▶ **Exercise details**
Report every line of the material that contains the string "Project".

▶ **Study material**
************

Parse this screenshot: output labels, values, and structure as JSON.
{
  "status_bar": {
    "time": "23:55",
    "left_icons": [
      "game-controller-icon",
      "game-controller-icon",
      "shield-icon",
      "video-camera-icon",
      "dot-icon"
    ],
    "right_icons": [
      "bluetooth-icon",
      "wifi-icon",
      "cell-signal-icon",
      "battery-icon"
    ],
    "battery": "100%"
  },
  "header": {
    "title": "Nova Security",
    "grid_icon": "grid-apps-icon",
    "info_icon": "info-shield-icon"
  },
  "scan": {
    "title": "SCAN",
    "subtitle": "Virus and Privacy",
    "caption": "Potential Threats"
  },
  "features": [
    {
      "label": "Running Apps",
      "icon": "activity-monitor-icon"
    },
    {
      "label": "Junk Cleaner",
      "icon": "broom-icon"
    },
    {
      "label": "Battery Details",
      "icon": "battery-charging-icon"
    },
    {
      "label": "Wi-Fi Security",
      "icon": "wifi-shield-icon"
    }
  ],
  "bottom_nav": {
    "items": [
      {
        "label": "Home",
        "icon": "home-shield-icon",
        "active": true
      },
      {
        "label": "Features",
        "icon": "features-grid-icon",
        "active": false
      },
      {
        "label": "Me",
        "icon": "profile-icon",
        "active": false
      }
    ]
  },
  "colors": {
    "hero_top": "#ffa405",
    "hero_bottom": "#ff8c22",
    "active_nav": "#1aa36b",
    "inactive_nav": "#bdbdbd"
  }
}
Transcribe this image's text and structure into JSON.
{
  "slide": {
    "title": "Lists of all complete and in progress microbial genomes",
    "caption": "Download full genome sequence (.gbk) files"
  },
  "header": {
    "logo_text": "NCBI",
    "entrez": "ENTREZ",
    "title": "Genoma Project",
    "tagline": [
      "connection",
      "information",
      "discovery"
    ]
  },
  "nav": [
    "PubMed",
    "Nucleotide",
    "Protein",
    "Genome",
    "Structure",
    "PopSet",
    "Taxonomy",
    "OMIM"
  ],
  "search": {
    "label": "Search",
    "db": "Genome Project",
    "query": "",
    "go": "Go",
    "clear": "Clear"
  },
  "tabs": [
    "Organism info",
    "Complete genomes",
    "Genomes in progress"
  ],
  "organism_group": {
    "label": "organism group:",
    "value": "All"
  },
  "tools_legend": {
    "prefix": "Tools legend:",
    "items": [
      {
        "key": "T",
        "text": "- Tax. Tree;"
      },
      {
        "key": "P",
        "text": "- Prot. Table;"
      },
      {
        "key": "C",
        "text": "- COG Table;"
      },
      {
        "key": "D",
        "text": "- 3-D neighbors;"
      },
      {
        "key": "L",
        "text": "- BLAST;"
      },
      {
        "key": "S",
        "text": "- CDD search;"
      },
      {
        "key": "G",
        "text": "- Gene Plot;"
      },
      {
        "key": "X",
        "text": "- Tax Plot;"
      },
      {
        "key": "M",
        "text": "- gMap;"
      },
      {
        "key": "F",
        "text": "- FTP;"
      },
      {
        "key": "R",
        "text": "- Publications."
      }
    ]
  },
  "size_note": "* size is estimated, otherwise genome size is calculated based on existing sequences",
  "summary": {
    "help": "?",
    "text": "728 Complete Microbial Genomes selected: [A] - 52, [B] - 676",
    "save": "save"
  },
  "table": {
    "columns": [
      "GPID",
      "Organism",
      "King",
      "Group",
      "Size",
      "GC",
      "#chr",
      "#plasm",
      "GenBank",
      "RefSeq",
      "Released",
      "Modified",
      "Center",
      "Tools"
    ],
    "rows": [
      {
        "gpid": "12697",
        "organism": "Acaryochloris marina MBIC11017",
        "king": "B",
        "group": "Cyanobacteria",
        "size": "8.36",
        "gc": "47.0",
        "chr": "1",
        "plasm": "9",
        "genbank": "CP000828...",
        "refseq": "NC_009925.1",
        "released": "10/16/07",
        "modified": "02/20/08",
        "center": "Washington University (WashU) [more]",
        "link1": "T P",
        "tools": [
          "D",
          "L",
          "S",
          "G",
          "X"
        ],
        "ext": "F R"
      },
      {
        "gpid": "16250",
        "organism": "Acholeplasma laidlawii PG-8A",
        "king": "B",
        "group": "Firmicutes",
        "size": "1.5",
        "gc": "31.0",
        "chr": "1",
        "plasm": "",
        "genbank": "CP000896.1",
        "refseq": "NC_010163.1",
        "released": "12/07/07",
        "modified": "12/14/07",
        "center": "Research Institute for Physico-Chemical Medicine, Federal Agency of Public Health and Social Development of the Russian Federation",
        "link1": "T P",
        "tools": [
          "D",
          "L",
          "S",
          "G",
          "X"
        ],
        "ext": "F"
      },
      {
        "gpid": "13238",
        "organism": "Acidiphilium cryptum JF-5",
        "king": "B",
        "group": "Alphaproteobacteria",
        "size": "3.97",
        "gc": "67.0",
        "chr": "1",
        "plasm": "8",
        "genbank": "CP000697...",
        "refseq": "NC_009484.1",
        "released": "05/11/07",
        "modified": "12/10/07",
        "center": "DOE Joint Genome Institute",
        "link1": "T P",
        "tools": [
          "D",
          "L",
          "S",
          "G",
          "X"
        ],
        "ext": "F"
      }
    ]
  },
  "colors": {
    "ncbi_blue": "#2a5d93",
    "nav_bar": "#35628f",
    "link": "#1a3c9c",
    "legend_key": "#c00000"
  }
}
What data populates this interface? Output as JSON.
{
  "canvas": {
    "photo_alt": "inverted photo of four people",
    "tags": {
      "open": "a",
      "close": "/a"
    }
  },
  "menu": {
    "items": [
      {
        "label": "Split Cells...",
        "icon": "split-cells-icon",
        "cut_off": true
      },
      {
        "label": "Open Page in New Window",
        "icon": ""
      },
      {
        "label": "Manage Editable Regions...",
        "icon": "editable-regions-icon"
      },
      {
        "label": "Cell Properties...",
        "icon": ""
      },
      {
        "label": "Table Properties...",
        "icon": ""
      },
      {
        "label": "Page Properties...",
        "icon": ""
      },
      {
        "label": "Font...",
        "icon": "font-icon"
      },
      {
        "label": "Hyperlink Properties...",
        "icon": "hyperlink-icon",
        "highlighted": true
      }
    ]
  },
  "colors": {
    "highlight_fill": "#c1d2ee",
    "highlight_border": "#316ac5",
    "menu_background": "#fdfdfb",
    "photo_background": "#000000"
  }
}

************

▶ **Final answer**
    "title": "Genoma Project",
    "db": "Genome Project",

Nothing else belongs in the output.